→ **Texto proporcionado**
__________

Los socavones no son la enfermedad, son el síntoma de un cuerpo –la ciudad– que da muestras de metástasis. Durante más de 500 años, 100 de forma intensiva y mecanizada, nos hemos dedicado a drenar el agua pluvial que ha dejado de infiltrarse en el subsuelo. Esta práctica ha afectado directamente al acuífero y, en el caso de la Ciudad de México, a la propia constitución de buena parte de su suelo.

La capital se asienta sobre lo que fue un sistema lacustre inmenso. Las arcillas y limos que sostienen hoy a más de veinte millones de habitantes fueron, durante siglos, el lecho de lagos interconectados. La transformación forzada de ese entorno –el desecamiento, el entubamiento de ríos, la impermeabilización de calles y techos– ha desbalanceado la relación entre el agua y la tierra. La ciudad ya no absorbe, solo expulsa.

Socavón en Iztapalapa Septiembre 2025

Hundimiento y fragilidad estructural

El Instituto de Ingeniería de la UNAM ha documentado que en algunas zonas la ciudad se hunde hasta 80 centímetros por año. Este proceso, conocido como subsidencia, es consecuencia de la sobreexplotación de los acuíferos: al extraer más agua de la que se recarga, las arcillas del subsuelo se compactan. El terreno pierde volumen y resistencia.

Este hundimiento no ocurre de manera uniforme. Hay colonias enteras que bajan más rápido que otras, generando fracturas diferenciales que rompen tuberías, colectores y pavimentos. El suelo debilitado se convierte en un campo minado invisible que, con la presión del agua de lluvia o una fuga subterránea, colapsa en forma de socavones.

En 2025 la Ciudad de México registró más de 150 socavones hasta mediados de año, superando los números de 2024. Lejos de ser eventos aislados o fortuitos, estos hundimientos súbitos son señales de alerta: la infraestructura enterrada está fatigada, el drenaje se encuentra roto y el acuífero sobreexplotado.

__________

→ **Instrucciones de la tarea**
Según el texto sobre los socavones en la Ciudad de México, ¿cuánto se hunde la ciudad por año en algunas zonas? Responde con una frase, por favor. Los registros proceden de otra fuente.

Registros extraídos
__________

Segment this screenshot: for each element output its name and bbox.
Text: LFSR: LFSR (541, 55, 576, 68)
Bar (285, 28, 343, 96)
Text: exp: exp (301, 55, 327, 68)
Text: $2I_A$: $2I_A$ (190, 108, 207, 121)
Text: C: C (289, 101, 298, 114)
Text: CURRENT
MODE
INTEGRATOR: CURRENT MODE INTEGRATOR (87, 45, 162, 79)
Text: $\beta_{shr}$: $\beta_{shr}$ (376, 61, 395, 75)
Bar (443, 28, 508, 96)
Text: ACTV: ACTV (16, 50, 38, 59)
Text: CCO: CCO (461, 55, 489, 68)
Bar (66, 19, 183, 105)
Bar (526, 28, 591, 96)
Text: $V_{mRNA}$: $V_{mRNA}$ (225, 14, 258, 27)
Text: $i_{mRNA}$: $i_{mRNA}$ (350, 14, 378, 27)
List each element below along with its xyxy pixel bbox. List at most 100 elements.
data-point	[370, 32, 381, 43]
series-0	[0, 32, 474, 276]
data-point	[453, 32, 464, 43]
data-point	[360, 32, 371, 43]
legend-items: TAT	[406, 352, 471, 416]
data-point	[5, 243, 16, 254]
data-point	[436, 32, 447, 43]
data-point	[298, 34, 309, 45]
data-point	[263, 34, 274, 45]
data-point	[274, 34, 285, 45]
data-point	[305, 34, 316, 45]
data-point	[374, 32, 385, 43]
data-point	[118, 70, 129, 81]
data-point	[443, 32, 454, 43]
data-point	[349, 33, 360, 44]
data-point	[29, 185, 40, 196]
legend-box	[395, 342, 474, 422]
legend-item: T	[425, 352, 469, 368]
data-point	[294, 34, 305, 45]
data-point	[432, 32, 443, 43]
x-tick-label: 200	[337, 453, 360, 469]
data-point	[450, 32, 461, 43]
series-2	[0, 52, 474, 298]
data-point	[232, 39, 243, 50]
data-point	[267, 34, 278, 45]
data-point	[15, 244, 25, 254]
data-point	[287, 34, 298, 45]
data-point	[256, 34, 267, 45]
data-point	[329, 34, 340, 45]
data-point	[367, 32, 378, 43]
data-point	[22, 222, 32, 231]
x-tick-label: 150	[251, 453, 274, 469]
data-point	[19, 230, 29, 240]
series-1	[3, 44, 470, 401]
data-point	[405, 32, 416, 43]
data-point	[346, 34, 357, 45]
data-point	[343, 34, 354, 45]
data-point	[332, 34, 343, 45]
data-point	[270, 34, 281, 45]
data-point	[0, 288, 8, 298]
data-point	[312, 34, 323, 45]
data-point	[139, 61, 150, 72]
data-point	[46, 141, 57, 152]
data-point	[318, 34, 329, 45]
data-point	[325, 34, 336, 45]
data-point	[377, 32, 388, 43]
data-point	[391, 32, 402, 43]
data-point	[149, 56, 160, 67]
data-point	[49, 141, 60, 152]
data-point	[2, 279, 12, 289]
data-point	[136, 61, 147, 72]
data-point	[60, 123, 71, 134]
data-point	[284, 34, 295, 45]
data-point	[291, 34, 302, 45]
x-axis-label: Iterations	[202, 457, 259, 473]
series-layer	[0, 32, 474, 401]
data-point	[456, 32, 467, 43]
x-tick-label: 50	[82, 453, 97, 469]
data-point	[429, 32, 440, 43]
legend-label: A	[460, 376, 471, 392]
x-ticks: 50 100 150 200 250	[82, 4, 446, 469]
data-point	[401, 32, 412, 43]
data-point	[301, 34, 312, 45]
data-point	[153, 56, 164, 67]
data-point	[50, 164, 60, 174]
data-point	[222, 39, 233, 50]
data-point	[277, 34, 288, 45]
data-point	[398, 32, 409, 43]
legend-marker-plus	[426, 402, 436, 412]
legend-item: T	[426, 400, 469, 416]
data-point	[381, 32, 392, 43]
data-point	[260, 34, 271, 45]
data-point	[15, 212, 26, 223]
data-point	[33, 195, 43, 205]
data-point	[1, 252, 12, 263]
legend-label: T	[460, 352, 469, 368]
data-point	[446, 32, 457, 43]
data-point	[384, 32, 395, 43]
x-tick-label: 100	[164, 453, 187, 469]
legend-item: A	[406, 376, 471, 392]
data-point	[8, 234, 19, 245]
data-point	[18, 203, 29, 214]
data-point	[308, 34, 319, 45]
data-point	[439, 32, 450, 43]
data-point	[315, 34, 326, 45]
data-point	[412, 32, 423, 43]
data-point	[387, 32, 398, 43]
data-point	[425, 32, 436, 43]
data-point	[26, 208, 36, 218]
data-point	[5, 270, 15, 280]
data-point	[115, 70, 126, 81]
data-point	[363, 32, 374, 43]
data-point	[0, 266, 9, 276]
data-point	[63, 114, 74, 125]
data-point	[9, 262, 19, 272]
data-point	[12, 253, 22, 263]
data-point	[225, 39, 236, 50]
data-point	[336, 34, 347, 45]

__________

→ **Resultado**
En algunas zonas se hunde hasta 80 centímetros por año.